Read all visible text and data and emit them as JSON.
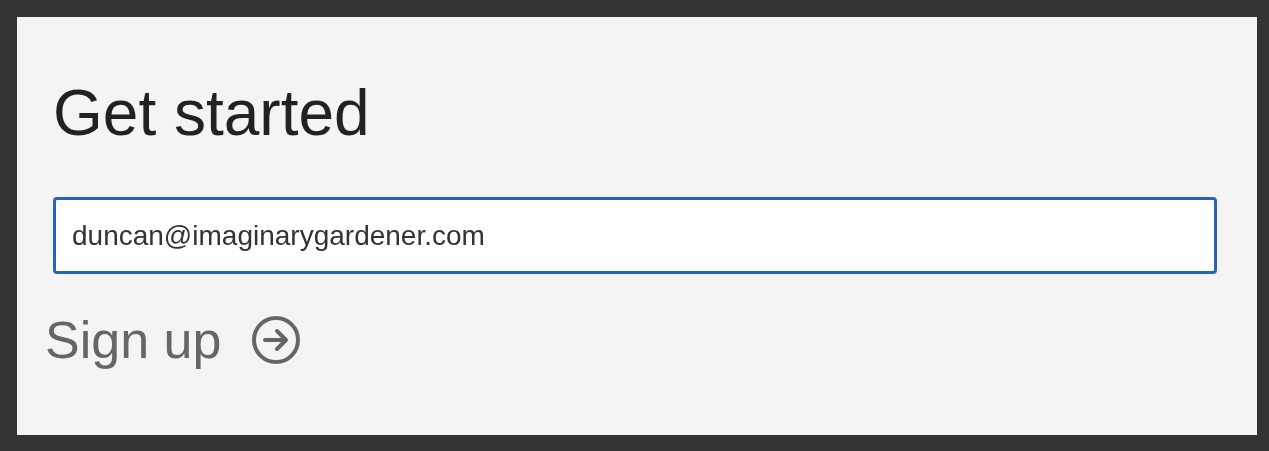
{
  "title": "Get started",
  "email_field": {
    "value": "duncan@imaginarygardener.com",
    "focused": true
  },
  "sign_up_button": {
    "label": "Sign up"
  }
}
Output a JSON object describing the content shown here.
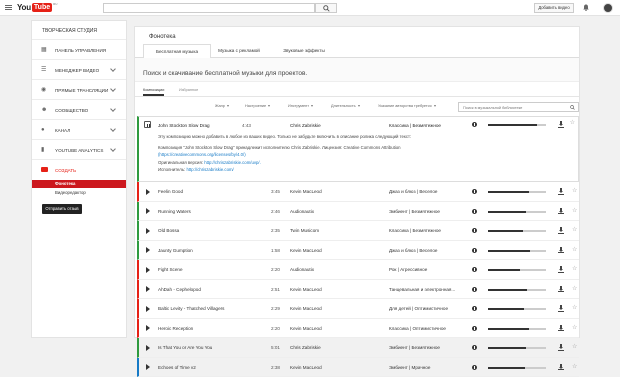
{
  "header": {
    "logo_you": "You",
    "logo_tube": "Tube",
    "logo_locale": "RU",
    "add_video": "Добавить видео"
  },
  "sidebar": {
    "title": "ТВОРЧЕСКАЯ СТУДИЯ",
    "items": [
      {
        "label": "ПАНЕЛЬ УПРАВЛЕНИЯ",
        "icon": "dashboard-icon"
      },
      {
        "label": "МЕНЕДЖЕР ВИДЕО",
        "icon": "video-manager-icon"
      },
      {
        "label": "ПРЯМЫЕ ТРАНСЛЯЦИИ",
        "icon": "live-icon"
      },
      {
        "label": "СООБЩЕСТВО",
        "icon": "community-icon"
      },
      {
        "label": "КАНАЛ",
        "icon": "channel-icon"
      },
      {
        "label": "YOUTUBE ANALYTICS",
        "icon": "analytics-icon"
      }
    ],
    "create": "СОЗДАТЬ",
    "sub_active": "Фонотека",
    "sub_other": "Видеоредактор",
    "feedback": "Отправить отзыв"
  },
  "main": {
    "title": "Фонотека",
    "tabs": [
      "Бесплатная музыка",
      "Музыка с рекламой",
      "Звуковые эффекты"
    ],
    "section_title": "Поиск и скачивание бесплатной музыки для проектов.",
    "subtabs": [
      "Композиции",
      "Избранное"
    ],
    "filters": [
      "Жанр",
      "Настроение",
      "Инструмент",
      "Длительность",
      "Указание авторства требуется"
    ],
    "search_placeholder": "Поиск в музыкальной библиотеке"
  },
  "expanded": {
    "title": "John Stockton Slow Drag",
    "duration": "4:43",
    "artist": "Chris Zabriskie",
    "genre": "Классика | Безмятежное",
    "progress": 0.85,
    "line1": "Эту композицию можно добавить в любое из ваших видео. Только не забудьте включить в описание ролика следующий текст:",
    "line2": "Композиция \"John Stockton Slow Drag\" принадлежит исполнителю Chris Zabriskie. Лицензия: Creative Commons Attribution",
    "line3_link": "(https://creativecommons.org/licenses/by/4.0/)",
    "line4_label": "Оригинальная версия:",
    "line4_link": "http://chriszabriskie.com/uvp/.",
    "line5_label": "Исполнитель:",
    "line5_link": "http://chriszabriskie.com/"
  },
  "rows": [
    {
      "title": "Feelin Good",
      "duration": "3:45",
      "artist": "Kevin MacLeod",
      "genre": "Джаз и блюз | Веселое",
      "accent": "#e62117",
      "progress": 0.7
    },
    {
      "title": "Running Waters",
      "duration": "2:46",
      "artist": "Audionautix",
      "genre": "Эмбиент | Безмятежное",
      "accent": "#2e9a3e",
      "progress": 0.65
    },
    {
      "title": "Old Bossa",
      "duration": "2:35",
      "artist": "Twin Musicom",
      "genre": "Классика | Безмятежное",
      "accent": "#2e9a3e",
      "progress": 0.6
    },
    {
      "title": "Jaunty Gumption",
      "duration": "1:58",
      "artist": "Kevin MacLeod",
      "genre": "Джаз и блюз | Веселое",
      "accent": "#2e9a3e",
      "progress": 0.72
    },
    {
      "title": "Fight Scene",
      "duration": "2:20",
      "artist": "Audionautix",
      "genre": "Рок | Агрессивное",
      "accent": "#e62117",
      "progress": 0.55
    },
    {
      "title": "AhDah - Cephelopod",
      "duration": "2:51",
      "artist": "Kevin MacLeod",
      "genre": "Танцевальная и электронная...",
      "accent": "#e62117",
      "progress": 0.68
    },
    {
      "title": "Baltic Levity - Thatched Villagers",
      "duration": "2:29",
      "artist": "Kevin MacLeod",
      "genre": "Для детей | Оптимистичное",
      "accent": "#e62117",
      "progress": 0.62
    },
    {
      "title": "Heroic Reception",
      "duration": "2:20",
      "artist": "Kevin MacLeod",
      "genre": "Классика | Оптимистичное",
      "accent": "#e62117",
      "progress": 0.7
    },
    {
      "title": "Is That You or Are You You",
      "duration": "5:01",
      "artist": "Chris Zabriskie",
      "genre": "Эмбиент | Безмятежное",
      "accent": "#2e9a3e",
      "progress": 0.66
    },
    {
      "title": "Echoes of Time v2",
      "duration": "2:38",
      "artist": "Kevin MacLeod",
      "genre": "Эмбиент | Мрачное",
      "accent": "#167ac6",
      "progress": 0.64
    }
  ]
}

» EXERCISE PROMPT: Extract from the data every line where "Stockton" shows up.

» THE COMPLETED TASK:
    "title": "John Stockton Slow Drag",
    "line2": "Композиция \"John Stockton Slow Drag\" принадлежит исполнителю Chris Zabriskie. Лицензия: Creative Commons Attribution",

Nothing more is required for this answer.